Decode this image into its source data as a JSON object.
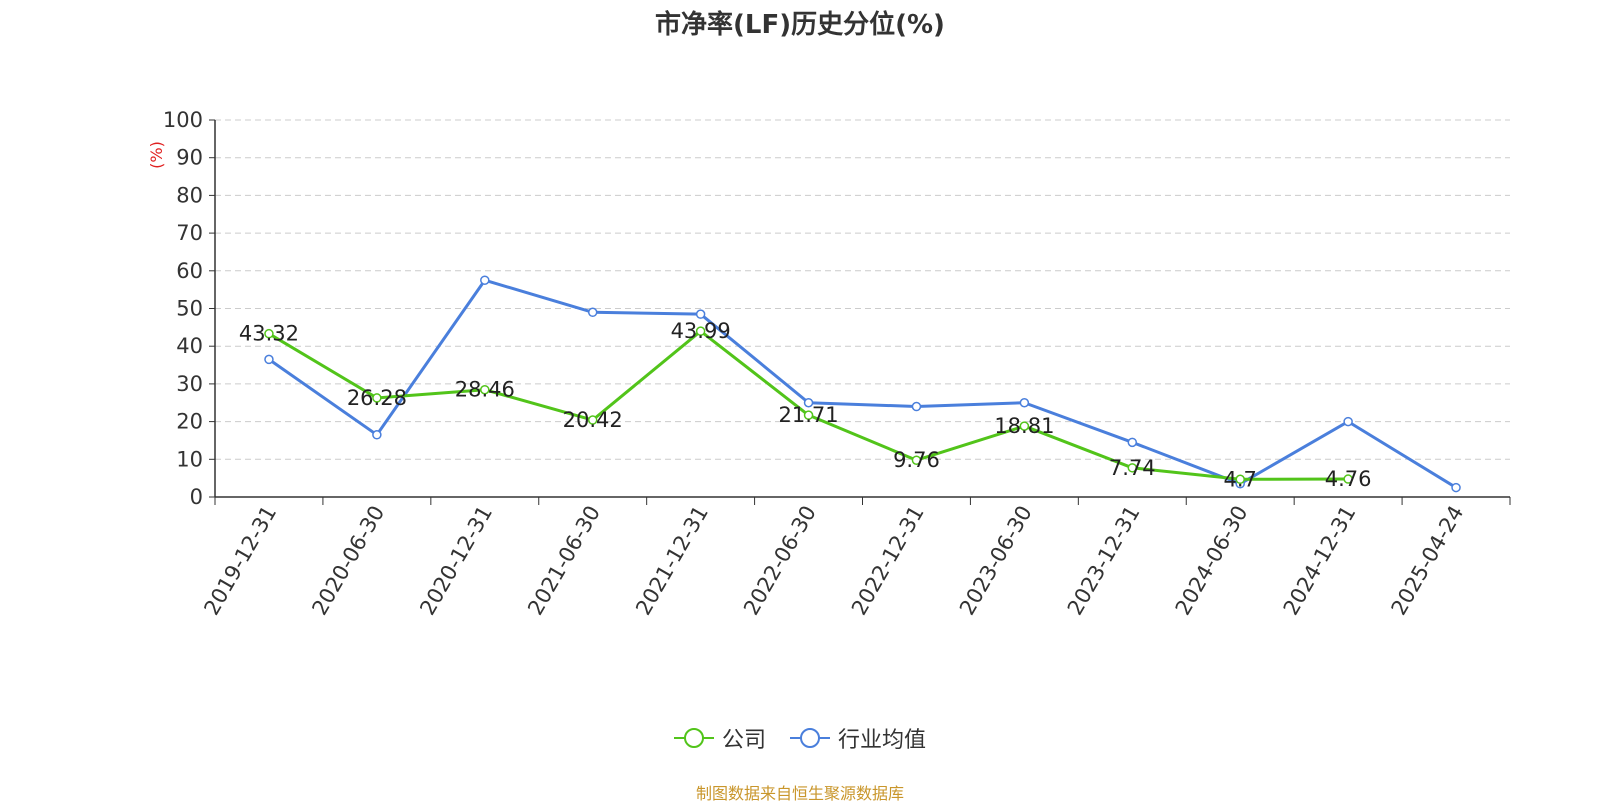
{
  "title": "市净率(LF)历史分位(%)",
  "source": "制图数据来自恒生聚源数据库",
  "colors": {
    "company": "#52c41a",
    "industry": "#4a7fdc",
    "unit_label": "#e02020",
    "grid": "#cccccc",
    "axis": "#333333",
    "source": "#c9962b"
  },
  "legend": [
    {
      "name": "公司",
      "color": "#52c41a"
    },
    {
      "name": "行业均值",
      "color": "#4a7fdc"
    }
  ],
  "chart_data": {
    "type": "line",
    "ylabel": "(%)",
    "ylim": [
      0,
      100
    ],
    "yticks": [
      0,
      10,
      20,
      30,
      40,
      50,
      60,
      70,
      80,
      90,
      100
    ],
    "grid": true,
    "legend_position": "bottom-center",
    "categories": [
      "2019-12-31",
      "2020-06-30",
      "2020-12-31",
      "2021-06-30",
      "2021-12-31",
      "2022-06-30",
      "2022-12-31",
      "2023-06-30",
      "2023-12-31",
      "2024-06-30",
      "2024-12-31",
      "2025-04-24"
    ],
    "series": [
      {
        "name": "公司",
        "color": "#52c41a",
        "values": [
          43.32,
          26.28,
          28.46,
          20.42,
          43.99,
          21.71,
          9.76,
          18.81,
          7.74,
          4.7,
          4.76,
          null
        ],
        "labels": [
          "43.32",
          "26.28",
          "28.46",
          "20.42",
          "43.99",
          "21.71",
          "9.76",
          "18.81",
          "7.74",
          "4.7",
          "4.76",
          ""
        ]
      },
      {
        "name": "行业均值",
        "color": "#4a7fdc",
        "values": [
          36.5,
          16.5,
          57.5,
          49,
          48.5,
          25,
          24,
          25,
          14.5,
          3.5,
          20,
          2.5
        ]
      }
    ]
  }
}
**********
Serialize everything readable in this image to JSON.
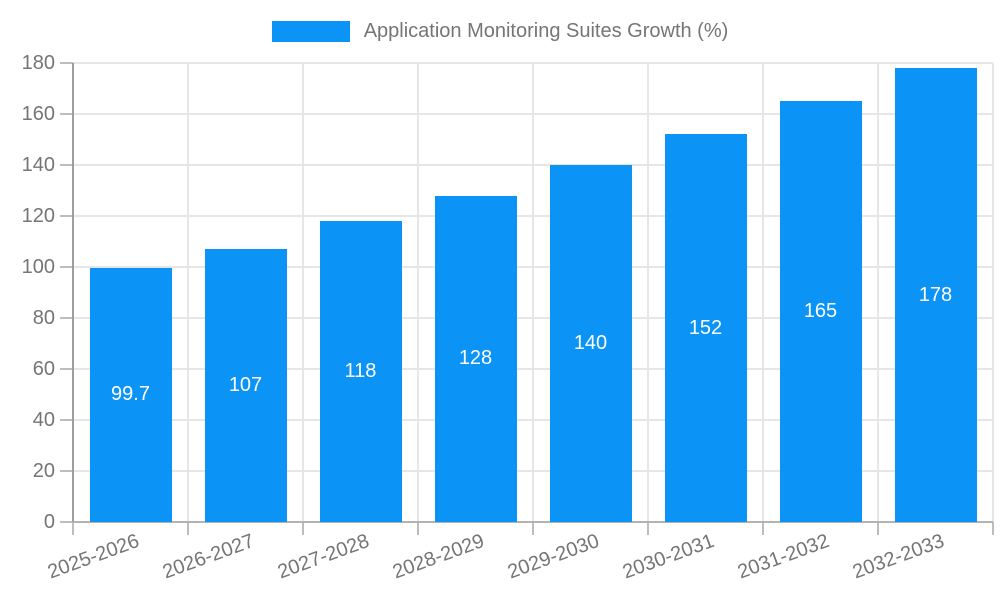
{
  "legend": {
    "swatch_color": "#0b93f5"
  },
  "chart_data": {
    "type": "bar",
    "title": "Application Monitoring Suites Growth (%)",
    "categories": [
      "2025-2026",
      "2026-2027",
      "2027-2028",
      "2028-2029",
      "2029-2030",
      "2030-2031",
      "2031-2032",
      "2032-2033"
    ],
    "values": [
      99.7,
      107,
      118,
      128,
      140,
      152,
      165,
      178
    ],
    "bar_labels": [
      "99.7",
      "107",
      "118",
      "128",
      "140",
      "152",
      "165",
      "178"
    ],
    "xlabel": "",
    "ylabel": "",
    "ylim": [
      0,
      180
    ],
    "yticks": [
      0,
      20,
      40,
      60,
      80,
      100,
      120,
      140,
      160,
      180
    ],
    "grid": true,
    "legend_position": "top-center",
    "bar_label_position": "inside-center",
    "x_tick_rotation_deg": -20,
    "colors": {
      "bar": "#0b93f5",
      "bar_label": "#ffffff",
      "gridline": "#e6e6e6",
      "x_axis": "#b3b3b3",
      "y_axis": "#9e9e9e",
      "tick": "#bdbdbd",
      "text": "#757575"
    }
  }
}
**********
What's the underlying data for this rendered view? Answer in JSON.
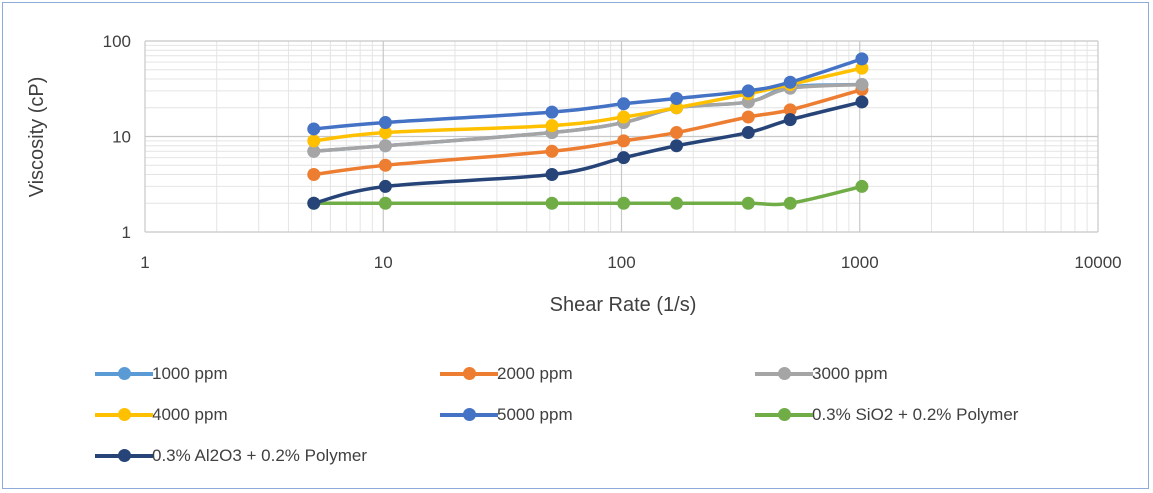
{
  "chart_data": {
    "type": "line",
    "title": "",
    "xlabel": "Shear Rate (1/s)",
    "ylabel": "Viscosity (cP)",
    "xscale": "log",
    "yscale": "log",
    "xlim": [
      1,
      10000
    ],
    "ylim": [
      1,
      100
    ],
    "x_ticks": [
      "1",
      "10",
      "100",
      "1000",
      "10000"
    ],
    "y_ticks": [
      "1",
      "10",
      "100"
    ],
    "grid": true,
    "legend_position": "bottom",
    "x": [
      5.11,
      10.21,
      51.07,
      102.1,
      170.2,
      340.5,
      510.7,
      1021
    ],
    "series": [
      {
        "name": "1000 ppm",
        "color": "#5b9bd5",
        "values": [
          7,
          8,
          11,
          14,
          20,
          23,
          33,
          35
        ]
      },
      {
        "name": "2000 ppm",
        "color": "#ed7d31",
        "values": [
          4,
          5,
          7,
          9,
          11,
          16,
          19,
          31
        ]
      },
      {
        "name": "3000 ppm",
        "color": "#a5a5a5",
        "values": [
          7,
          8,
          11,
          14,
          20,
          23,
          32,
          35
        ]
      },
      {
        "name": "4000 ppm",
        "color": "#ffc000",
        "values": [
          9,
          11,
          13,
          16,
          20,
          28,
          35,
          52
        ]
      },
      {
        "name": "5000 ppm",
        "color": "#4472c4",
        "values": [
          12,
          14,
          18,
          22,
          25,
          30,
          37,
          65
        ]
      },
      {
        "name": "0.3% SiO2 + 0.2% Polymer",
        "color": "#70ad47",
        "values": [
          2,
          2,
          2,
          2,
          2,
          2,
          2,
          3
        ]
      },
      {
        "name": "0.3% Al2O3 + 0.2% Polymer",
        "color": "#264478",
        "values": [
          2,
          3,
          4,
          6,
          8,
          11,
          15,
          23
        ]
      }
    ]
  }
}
**********
* _GOAL OF THE EXERCISE_
Where a line in the entries holds the word "this", copy that line.

* _EXPECTED ANSWER_
Decode this image into its source data as a JSON object.
Serialize everything readable in this image to JSON.
What's the underlying data for this rendered view? Answer in JSON.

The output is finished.